----- Provided material

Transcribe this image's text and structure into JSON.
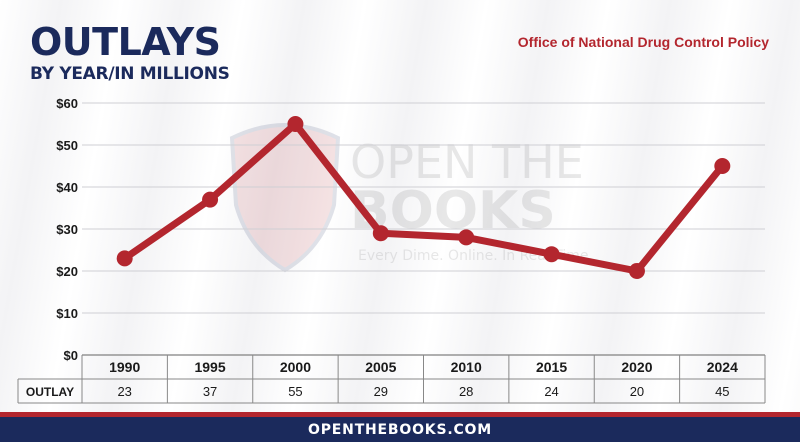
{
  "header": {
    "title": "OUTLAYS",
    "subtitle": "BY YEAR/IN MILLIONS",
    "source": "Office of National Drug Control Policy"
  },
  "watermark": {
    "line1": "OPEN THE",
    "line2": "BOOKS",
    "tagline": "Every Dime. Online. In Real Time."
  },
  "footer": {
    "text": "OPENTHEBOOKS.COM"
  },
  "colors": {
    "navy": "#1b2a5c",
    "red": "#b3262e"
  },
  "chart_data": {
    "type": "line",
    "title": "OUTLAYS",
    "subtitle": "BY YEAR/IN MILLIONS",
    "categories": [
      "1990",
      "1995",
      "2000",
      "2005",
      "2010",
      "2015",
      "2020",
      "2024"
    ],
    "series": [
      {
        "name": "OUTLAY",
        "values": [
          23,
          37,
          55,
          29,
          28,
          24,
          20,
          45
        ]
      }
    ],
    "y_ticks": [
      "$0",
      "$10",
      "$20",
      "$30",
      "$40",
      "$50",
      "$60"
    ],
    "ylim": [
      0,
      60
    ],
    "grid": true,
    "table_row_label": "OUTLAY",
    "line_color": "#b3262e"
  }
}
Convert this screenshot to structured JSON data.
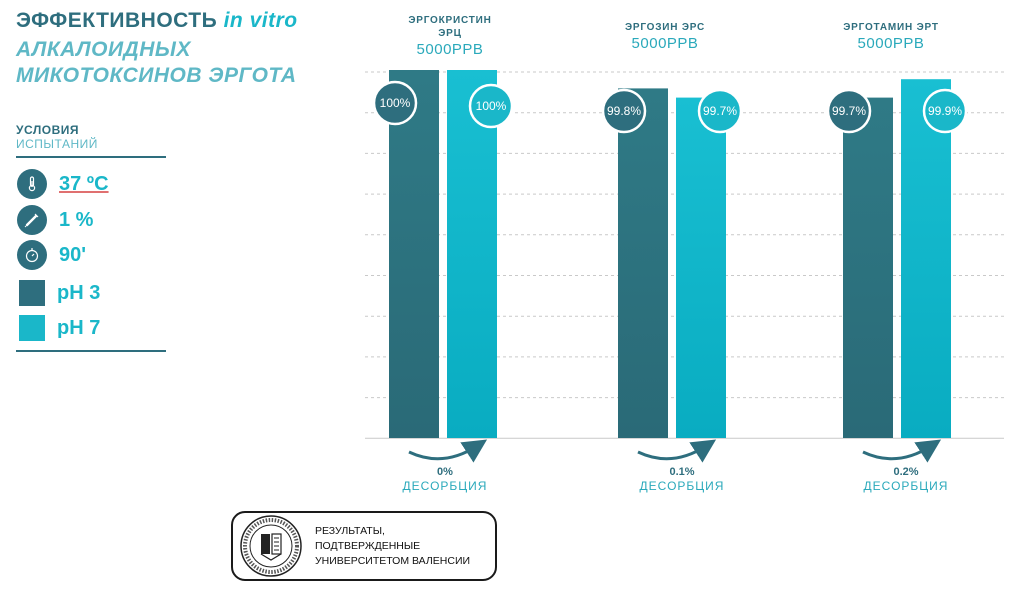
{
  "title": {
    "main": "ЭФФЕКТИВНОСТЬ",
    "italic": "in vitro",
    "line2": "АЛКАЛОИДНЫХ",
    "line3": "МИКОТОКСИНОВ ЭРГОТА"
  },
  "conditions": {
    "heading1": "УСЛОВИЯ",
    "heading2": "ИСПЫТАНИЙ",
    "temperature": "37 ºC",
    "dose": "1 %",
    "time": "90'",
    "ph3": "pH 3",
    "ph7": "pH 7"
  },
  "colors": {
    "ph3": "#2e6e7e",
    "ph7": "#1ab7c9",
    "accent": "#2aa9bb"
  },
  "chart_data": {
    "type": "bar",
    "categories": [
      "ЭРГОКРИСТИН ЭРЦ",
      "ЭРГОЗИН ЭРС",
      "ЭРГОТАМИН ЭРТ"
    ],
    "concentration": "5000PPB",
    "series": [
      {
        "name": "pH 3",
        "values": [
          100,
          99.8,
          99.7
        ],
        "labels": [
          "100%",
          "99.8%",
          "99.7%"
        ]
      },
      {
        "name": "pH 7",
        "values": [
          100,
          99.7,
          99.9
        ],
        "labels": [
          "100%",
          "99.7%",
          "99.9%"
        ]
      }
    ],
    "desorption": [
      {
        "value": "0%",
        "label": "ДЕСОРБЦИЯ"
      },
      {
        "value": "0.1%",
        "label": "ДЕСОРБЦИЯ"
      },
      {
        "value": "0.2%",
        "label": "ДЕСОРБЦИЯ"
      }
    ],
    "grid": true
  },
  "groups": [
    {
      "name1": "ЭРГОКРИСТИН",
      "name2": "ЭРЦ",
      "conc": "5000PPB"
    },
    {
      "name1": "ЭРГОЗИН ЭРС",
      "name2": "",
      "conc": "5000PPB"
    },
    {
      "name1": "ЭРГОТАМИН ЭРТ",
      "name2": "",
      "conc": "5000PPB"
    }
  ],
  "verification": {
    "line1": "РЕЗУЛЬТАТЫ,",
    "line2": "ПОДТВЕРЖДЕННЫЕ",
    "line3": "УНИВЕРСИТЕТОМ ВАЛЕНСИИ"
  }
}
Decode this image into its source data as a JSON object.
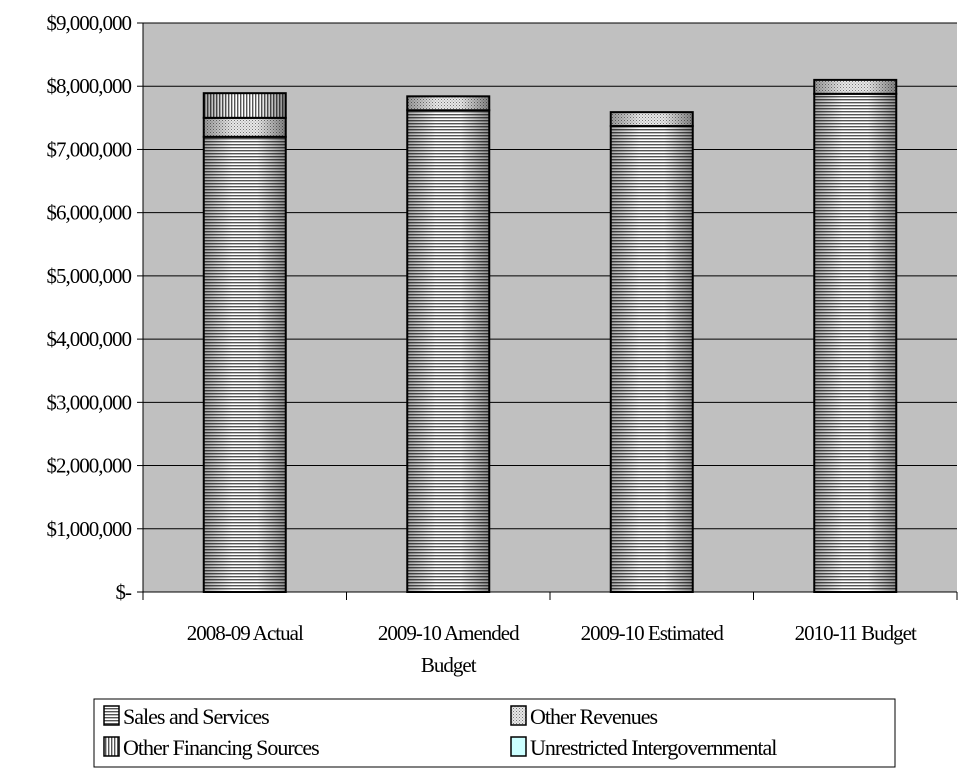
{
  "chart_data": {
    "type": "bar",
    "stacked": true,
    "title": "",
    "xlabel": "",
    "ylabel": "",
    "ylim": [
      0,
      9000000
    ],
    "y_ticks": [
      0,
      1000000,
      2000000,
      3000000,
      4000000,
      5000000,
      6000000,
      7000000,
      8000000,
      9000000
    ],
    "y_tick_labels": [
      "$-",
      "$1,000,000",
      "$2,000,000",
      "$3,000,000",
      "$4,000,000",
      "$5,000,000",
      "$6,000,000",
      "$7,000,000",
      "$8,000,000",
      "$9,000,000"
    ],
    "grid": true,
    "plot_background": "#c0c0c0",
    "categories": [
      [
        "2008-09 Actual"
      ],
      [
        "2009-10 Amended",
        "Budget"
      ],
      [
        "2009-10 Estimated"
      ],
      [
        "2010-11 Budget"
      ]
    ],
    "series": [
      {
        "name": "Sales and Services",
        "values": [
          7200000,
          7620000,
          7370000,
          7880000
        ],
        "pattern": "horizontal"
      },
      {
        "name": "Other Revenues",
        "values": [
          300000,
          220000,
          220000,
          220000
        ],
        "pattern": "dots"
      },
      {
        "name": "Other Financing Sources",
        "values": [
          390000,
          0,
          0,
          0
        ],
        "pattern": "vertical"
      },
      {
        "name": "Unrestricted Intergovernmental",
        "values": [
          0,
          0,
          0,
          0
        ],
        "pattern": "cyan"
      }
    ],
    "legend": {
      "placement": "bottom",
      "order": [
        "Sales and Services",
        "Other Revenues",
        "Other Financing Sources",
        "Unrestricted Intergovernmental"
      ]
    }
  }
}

----------

## [What the exercise asks]
Quote the data above in full and without alteration; skip the pictures.

## [Written reply]
Transcribe this image's text and structure into JSON.
{
  "header": {
    "title": "OUTLAYS",
    "subtitle": "BY YEAR/IN MILLIONS",
    "source": "Office of National Drug Control Policy"
  },
  "watermark": {
    "line1": "OPEN THE",
    "line2": "BOOKS",
    "tagline": "Every Dime. Online. In Real Time."
  },
  "footer": {
    "text": "OPENTHEBOOKS.COM"
  },
  "colors": {
    "navy": "#1b2a5c",
    "red": "#b3262e"
  },
  "chart_data": {
    "type": "line",
    "title": "OUTLAYS",
    "subtitle": "BY YEAR/IN MILLIONS",
    "categories": [
      "1990",
      "1995",
      "2000",
      "2005",
      "2010",
      "2015",
      "2020",
      "2024"
    ],
    "series": [
      {
        "name": "OUTLAY",
        "values": [
          23,
          37,
          55,
          29,
          28,
          24,
          20,
          45
        ]
      }
    ],
    "y_ticks": [
      "$0",
      "$10",
      "$20",
      "$30",
      "$40",
      "$50",
      "$60"
    ],
    "ylim": [
      0,
      60
    ],
    "grid": true,
    "table_row_label": "OUTLAY",
    "line_color": "#b3262e"
  }
}
Convert this screenshot to structured JSON data.
{
  "title": {
    "main": "ЭФФЕКТИВНОСТЬ",
    "italic": "in vitro",
    "line2": "АЛКАЛОИДНЫХ",
    "line3": "МИКОТОКСИНОВ ЭРГОТА"
  },
  "conditions": {
    "heading1": "УСЛОВИЯ",
    "heading2": "ИСПЫТАНИЙ",
    "temperature": "37 ºC",
    "dose": "1 %",
    "time": "90'",
    "ph3": "pH 3",
    "ph7": "pH 7"
  },
  "colors": {
    "ph3": "#2e6e7e",
    "ph7": "#1ab7c9",
    "accent": "#2aa9bb"
  },
  "chart_data": {
    "type": "bar",
    "categories": [
      "ЭРГОКРИСТИН ЭРЦ",
      "ЭРГОЗИН ЭРС",
      "ЭРГОТАМИН ЭРТ"
    ],
    "concentration": "5000PPB",
    "series": [
      {
        "name": "pH 3",
        "values": [
          100,
          99.8,
          99.7
        ],
        "labels": [
          "100%",
          "99.8%",
          "99.7%"
        ]
      },
      {
        "name": "pH 7",
        "values": [
          100,
          99.7,
          99.9
        ],
        "labels": [
          "100%",
          "99.7%",
          "99.9%"
        ]
      }
    ],
    "desorption": [
      {
        "value": "0%",
        "label": "ДЕСОРБЦИЯ"
      },
      {
        "value": "0.1%",
        "label": "ДЕСОРБЦИЯ"
      },
      {
        "value": "0.2%",
        "label": "ДЕСОРБЦИЯ"
      }
    ],
    "grid": true
  },
  "groups": [
    {
      "name1": "ЭРГОКРИСТИН",
      "name2": "ЭРЦ",
      "conc": "5000PPB"
    },
    {
      "name1": "ЭРГОЗИН ЭРС",
      "name2": "",
      "conc": "5000PPB"
    },
    {
      "name1": "ЭРГОТАМИН ЭРТ",
      "name2": "",
      "conc": "5000PPB"
    }
  ],
  "verification": {
    "line1": "РЕЗУЛЬТАТЫ,",
    "line2": "ПОДТВЕРЖДЕННЫЕ",
    "line3": "УНИВЕРСИТЕТОМ ВАЛЕНСИИ"
  }
}
Decode this image into its source data as a JSON object.
{
  "chart_data": {
    "type": "bar",
    "stacked": true,
    "title": "",
    "xlabel": "",
    "ylabel": "",
    "ylim": [
      0,
      9000000
    ],
    "y_ticks": [
      0,
      1000000,
      2000000,
      3000000,
      4000000,
      5000000,
      6000000,
      7000000,
      8000000,
      9000000
    ],
    "y_tick_labels": [
      "$-",
      "$1,000,000",
      "$2,000,000",
      "$3,000,000",
      "$4,000,000",
      "$5,000,000",
      "$6,000,000",
      "$7,000,000",
      "$8,000,000",
      "$9,000,000"
    ],
    "grid": true,
    "plot_background": "#c0c0c0",
    "categories": [
      [
        "2008-09 Actual"
      ],
      [
        "2009-10 Amended",
        "Budget"
      ],
      [
        "2009-10 Estimated"
      ],
      [
        "2010-11 Budget"
      ]
    ],
    "series": [
      {
        "name": "Sales and Services",
        "values": [
          7200000,
          7620000,
          7370000,
          7880000
        ],
        "pattern": "horizontal"
      },
      {
        "name": "Other Revenues",
        "values": [
          300000,
          220000,
          220000,
          220000
        ],
        "pattern": "dots"
      },
      {
        "name": "Other Financing Sources",
        "values": [
          390000,
          0,
          0,
          0
        ],
        "pattern": "vertical"
      },
      {
        "name": "Unrestricted Intergovernmental",
        "values": [
          0,
          0,
          0,
          0
        ],
        "pattern": "cyan"
      }
    ],
    "legend": {
      "placement": "bottom",
      "order": [
        "Sales and Services",
        "Other Revenues",
        "Other Financing Sources",
        "Unrestricted Intergovernmental"
      ]
    }
  }
}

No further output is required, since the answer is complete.